--- Request ---
Output all the material that follows, exactly as given.

--- Entries supplied ---
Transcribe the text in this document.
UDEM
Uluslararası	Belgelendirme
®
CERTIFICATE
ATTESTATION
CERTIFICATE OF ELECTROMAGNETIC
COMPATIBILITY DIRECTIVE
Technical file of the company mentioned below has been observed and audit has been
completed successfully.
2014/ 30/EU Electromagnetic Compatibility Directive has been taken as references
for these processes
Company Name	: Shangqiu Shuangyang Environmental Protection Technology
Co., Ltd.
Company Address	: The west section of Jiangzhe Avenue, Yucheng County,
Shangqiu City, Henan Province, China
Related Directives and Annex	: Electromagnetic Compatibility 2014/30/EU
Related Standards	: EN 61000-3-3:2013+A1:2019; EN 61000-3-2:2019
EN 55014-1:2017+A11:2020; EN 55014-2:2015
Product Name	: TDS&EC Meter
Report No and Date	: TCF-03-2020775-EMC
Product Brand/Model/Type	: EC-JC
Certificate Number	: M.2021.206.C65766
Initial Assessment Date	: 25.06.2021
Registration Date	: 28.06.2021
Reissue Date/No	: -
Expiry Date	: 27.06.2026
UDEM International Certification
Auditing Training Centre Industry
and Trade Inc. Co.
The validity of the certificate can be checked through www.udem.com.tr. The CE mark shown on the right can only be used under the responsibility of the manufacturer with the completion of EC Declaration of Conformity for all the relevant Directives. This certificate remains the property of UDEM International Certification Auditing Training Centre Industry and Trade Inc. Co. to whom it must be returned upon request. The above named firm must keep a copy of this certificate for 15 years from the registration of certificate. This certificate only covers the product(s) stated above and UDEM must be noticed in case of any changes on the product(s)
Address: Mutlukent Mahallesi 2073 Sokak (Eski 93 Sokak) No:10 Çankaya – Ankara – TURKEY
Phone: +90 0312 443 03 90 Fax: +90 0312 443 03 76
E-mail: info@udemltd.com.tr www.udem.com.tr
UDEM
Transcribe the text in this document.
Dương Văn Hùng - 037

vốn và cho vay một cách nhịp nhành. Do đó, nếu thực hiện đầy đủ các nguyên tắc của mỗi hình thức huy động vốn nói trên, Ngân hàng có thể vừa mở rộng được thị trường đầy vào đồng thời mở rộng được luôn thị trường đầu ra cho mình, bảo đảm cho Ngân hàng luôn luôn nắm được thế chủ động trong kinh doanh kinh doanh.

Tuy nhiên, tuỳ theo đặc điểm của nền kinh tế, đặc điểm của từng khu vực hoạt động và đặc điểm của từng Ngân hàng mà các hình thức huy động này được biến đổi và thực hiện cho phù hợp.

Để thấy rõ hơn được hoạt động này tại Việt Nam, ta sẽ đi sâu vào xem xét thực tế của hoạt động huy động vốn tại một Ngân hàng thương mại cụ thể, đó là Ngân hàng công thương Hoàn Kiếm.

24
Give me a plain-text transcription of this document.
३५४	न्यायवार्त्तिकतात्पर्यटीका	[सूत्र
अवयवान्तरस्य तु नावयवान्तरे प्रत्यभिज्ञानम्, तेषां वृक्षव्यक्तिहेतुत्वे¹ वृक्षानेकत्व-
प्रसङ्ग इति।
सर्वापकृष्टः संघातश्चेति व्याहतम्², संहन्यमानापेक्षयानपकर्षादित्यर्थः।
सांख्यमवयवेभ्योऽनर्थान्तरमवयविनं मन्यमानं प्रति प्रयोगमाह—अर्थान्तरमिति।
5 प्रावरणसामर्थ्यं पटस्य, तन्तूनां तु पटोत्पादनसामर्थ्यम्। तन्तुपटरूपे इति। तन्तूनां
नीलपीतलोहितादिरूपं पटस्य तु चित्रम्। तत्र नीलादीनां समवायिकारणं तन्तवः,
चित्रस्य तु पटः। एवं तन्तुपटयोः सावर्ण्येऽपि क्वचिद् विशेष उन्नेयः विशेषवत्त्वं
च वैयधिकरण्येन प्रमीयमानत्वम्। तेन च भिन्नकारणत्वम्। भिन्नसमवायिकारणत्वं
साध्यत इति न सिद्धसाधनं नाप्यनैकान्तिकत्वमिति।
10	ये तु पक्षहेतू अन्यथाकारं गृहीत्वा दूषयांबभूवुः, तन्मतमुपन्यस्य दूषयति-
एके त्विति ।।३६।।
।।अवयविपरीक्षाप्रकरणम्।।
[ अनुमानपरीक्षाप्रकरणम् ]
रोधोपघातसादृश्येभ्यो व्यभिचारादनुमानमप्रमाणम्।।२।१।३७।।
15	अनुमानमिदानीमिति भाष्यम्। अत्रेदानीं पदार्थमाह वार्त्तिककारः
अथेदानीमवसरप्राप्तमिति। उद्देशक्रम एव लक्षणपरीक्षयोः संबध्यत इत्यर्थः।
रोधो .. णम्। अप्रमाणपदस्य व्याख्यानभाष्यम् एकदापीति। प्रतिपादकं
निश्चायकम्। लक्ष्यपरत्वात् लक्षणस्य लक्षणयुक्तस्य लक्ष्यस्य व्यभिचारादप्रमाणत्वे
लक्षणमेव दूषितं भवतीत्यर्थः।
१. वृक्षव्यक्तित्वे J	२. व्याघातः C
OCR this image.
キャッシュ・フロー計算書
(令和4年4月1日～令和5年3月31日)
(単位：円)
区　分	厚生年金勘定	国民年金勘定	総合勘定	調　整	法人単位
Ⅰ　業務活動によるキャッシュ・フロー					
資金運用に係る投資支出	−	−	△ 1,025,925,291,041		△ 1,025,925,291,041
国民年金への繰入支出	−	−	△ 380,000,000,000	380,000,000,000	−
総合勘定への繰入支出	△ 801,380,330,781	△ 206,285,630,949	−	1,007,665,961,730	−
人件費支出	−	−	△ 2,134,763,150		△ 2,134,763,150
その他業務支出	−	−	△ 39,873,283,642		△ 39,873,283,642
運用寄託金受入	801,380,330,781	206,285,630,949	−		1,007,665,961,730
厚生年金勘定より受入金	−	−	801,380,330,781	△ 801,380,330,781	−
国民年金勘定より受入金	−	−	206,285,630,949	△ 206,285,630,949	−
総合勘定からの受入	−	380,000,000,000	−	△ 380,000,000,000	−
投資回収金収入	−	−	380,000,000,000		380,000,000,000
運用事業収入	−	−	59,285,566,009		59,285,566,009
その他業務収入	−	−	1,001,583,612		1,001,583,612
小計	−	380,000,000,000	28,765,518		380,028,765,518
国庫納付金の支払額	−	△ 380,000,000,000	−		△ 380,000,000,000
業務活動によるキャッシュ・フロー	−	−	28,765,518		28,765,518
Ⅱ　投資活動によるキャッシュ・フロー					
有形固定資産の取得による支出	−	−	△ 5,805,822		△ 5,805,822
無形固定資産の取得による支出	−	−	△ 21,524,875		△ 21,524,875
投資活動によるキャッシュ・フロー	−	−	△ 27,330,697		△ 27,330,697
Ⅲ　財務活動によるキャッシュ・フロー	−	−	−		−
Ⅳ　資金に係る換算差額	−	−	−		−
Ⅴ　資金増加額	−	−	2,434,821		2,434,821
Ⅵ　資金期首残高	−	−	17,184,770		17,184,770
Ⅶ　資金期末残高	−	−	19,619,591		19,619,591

--- Task result ---
Transcribe the text in this document.
UDEM
Uluslararası	Belgelendirme
®
CERTIFICATE
ATTESTATION
CERTIFICATE OF ELECTROMAGNETIC
COMPATIBILITY DIRECTIVE
Technical file of the company mentioned below has been observed and audit has been
completed successfully.
2014/ 30/EU Electromagnetic Compatibility Directive has been taken as references
for these processes
Company Name	: Shangqiu Shuangyang Environmental Protection Technology
Co., Ltd.
Company Address	: The west section of Jiangzhe Avenue, Yucheng County,
Shangqiu City, Henan Province, China
Related Directives and Annex	: Electromagnetic Compatibility 2014/30/EU
Related Standards	: EN 61000-3-3:2013+A1:2019; EN 61000-3-2:2019
EN 55014-1:2017+A11:2020; EN 55014-2:2015
Product Name	: TDS&EC Meter
Report No and Date	: TCF-03-2020775-EMC
Product Brand/Model/Type	: EC-JC
Certificate Number	: M.2021.206.C65766
Initial Assessment Date	: 25.06.2021
Registration Date	: 28.06.2021
Reissue Date/No	: -
Expiry Date	: 27.06.2026
UDEM International Certification
Auditing Training Centre Industry
and Trade Inc. Co.
The validity of the certificate can be checked through www.udem.com.tr. The CE mark shown on the right can only be used under the responsibility of the manufacturer with the completion of EC Declaration of Conformity for all the relevant Directives. This certificate remains the property of UDEM International Certification Auditing Training Centre Industry and Trade Inc. Co. to whom it must be returned upon request. The above named firm must keep a copy of this certificate for 15 years from the registration of certificate. This certificate only covers the product(s) stated above and UDEM must be noticed in case of any changes on the product(s)
Address: Mutlukent Mahallesi 2073 Sokak (Eski 93 Sokak) No:10 Çankaya – Ankara – TURKEY
Phone: +90 0312 443 03 90 Fax: +90 0312 443 03 76
E-mail: info@udemltd.com.tr www.udem.com.tr
UDEM
Transcribe the text in this document.
Dương Văn Hùng - 037

vốn và cho vay một cách nhịp nhành. Do đó, nếu thực hiện đầy đủ các nguyên tắc của mỗi hình thức huy động vốn nói trên, Ngân hàng có thể vừa mở rộng được thị trường đầy vào đồng thời mở rộng được luôn thị trường đầu ra cho mình, bảo đảm cho Ngân hàng luôn luôn nắm được thế chủ động trong kinh doanh kinh doanh.

Tuy nhiên, tuỳ theo đặc điểm của nền kinh tế, đặc điểm của từng khu vực hoạt động và đặc điểm của từng Ngân hàng mà các hình thức huy động này được biến đổi và thực hiện cho phù hợp.

Để thấy rõ hơn được hoạt động này tại Việt Nam, ta sẽ đi sâu vào xem xét thực tế của hoạt động huy động vốn tại một Ngân hàng thương mại cụ thể, đó là Ngân hàng công thương Hoàn Kiếm.

24
Give me a plain-text transcription of this document.
३५४	न्यायवार्त्तिकतात्पर्यटीका	[सूत्र
अवयवान्तरस्य तु नावयवान्तरे प्रत्यभिज्ञानम्, तेषां वृक्षव्यक्तिहेतुत्वे¹ वृक्षानेकत्व-
प्रसङ्ग इति।
सर्वापकृष्टः संघातश्चेति व्याहतम्², संहन्यमानापेक्षयानपकर्षादित्यर्थः।
सांख्यमवयवेभ्योऽनर्थान्तरमवयविनं मन्यमानं प्रति प्रयोगमाह—अर्थान्तरमिति।
5 प्रावरणसामर्थ्यं पटस्य, तन्तूनां तु पटोत्पादनसामर्थ्यम्। तन्तुपटरूपे इति। तन्तूनां
नीलपीतलोहितादिरूपं पटस्य तु चित्रम्। तत्र नीलादीनां समवायिकारणं तन्तवः,
चित्रस्य तु पटः। एवं तन्तुपटयोः सावर्ण्येऽपि क्वचिद् विशेष उन्नेयः विशेषवत्त्वं
च वैयधिकरण्येन प्रमीयमानत्वम्। तेन च भिन्नकारणत्वम्। भिन्नसमवायिकारणत्वं
साध्यत इति न सिद्धसाधनं नाप्यनैकान्तिकत्वमिति।
10	ये तु पक्षहेतू अन्यथाकारं गृहीत्वा दूषयांबभूवुः, तन्मतमुपन्यस्य दूषयति-
एके त्विति ।।३६।।
।।अवयविपरीक्षाप्रकरणम्।।
[ अनुमानपरीक्षाप्रकरणम् ]
रोधोपघातसादृश्येभ्यो व्यभिचारादनुमानमप्रमाणम्।।२।१।३७।।
15	अनुमानमिदानीमिति भाष्यम्। अत्रेदानीं पदार्थमाह वार्त्तिककारः
अथेदानीमवसरप्राप्तमिति। उद्देशक्रम एव लक्षणपरीक्षयोः संबध्यत इत्यर्थः।
रोधो .. णम्। अप्रमाणपदस्य व्याख्यानभाष्यम् एकदापीति। प्रतिपादकं
निश्चायकम्। लक्ष्यपरत्वात् लक्षणस्य लक्षणयुक्तस्य लक्ष्यस्य व्यभिचारादप्रमाणत्वे
लक्षणमेव दूषितं भवतीत्यर्थः।
१. वृक्षव्यक्तित्वे J	२. व्याघातः C
OCR this image.
キャッシュ・フロー計算書
(令和4年4月1日～令和5年3月31日)
(単位：円)
区　分	厚生年金勘定	国民年金勘定	総合勘定	調　整	法人単位
Ⅰ　業務活動によるキャッシュ・フロー					
資金運用に係る投資支出	−	−	△ 1,025,925,291,041		△ 1,025,925,291,041
国民年金への繰入支出	−	−	△ 380,000,000,000	380,000,000,000	−
総合勘定への繰入支出	△ 801,380,330,781	△ 206,285,630,949	−	1,007,665,961,730	−
人件費支出	−	−	△ 2,134,763,150		△ 2,134,763,150
その他業務支出	−	−	△ 39,873,283,642		△ 39,873,283,642
運用寄託金受入	801,380,330,781	206,285,630,949	−		1,007,665,961,730
厚生年金勘定より受入金	−	−	801,380,330,781	△ 801,380,330,781	−
国民年金勘定より受入金	−	−	206,285,630,949	△ 206,285,630,949	−
総合勘定からの受入	−	380,000,000,000	−	△ 380,000,000,000	−
投資回収金収入	−	−	380,000,000,000		380,000,000,000
運用事業収入	−	−	59,285,566,009		59,285,566,009
その他業務収入	−	−	1,001,583,612		1,001,583,612
小計	−	380,000,000,000	28,765,518		380,028,765,518
国庫納付金の支払額	−	△ 380,000,000,000	−		△ 380,000,000,000
業務活動によるキャッシュ・フロー	−	−	28,765,518		28,765,518
Ⅱ　投資活動によるキャッシュ・フロー					
有形固定資産の取得による支出	−	−	△ 5,805,822		△ 5,805,822
無形固定資産の取得による支出	−	−	△ 21,524,875		△ 21,524,875
投資活動によるキャッシュ・フロー	−	−	△ 27,330,697		△ 27,330,697
Ⅲ　財務活動によるキャッシュ・フロー	−	−	−		−
Ⅳ　資金に係る換算差額	−	−	−		−
Ⅴ　資金増加額	−	−	2,434,821		2,434,821
Ⅵ　資金期首残高	−	−	17,184,770		17,184,770
Ⅶ　資金期末残高	−	−	19,619,591		19,619,591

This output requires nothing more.